(Stored data)

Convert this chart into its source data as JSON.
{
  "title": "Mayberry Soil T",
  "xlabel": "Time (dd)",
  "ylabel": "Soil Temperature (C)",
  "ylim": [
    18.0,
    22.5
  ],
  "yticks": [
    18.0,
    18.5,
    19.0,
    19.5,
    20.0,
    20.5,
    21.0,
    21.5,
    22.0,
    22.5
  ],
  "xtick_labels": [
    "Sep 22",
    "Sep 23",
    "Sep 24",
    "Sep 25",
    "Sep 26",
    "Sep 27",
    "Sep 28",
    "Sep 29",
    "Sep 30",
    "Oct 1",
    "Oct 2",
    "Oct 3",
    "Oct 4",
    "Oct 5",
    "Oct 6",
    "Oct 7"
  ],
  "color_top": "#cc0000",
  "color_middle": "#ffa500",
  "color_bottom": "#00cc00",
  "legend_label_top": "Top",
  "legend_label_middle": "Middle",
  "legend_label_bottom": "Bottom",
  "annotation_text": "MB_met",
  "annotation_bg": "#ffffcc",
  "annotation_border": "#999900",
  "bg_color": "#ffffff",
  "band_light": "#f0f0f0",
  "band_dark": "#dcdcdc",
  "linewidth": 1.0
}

§ What is needed: Each line above must be reproduced exactly as it stands.

§ Solved exercise:
Convert this chart into its source data as JSON.
{
  "title": "Mayberry Soil T",
  "xlabel": "Time (dd)",
  "ylabel": "Soil Temperature (C)",
  "ylim": [
    18.0,
    22.5
  ],
  "yticks": [
    18.0,
    18.5,
    19.0,
    19.5,
    20.0,
    20.5,
    21.0,
    21.5,
    22.0,
    22.5
  ],
  "xtick_labels": [
    "Sep 22",
    "Sep 23",
    "Sep 24",
    "Sep 25",
    "Sep 26",
    "Sep 27",
    "Sep 28",
    "Sep 29",
    "Sep 30",
    "Oct 1",
    "Oct 2",
    "Oct 3",
    "Oct 4",
    "Oct 5",
    "Oct 6",
    "Oct 7"
  ],
  "color_top": "#cc0000",
  "color_middle": "#ffa500",
  "color_bottom": "#00cc00",
  "legend_label_top": "Top",
  "legend_label_middle": "Middle",
  "legend_label_bottom": "Bottom",
  "annotation_text": "MB_met",
  "annotation_bg": "#ffffcc",
  "annotation_border": "#999900",
  "bg_color": "#ffffff",
  "band_light": "#f0f0f0",
  "band_dark": "#dcdcdc",
  "linewidth": 1.0
}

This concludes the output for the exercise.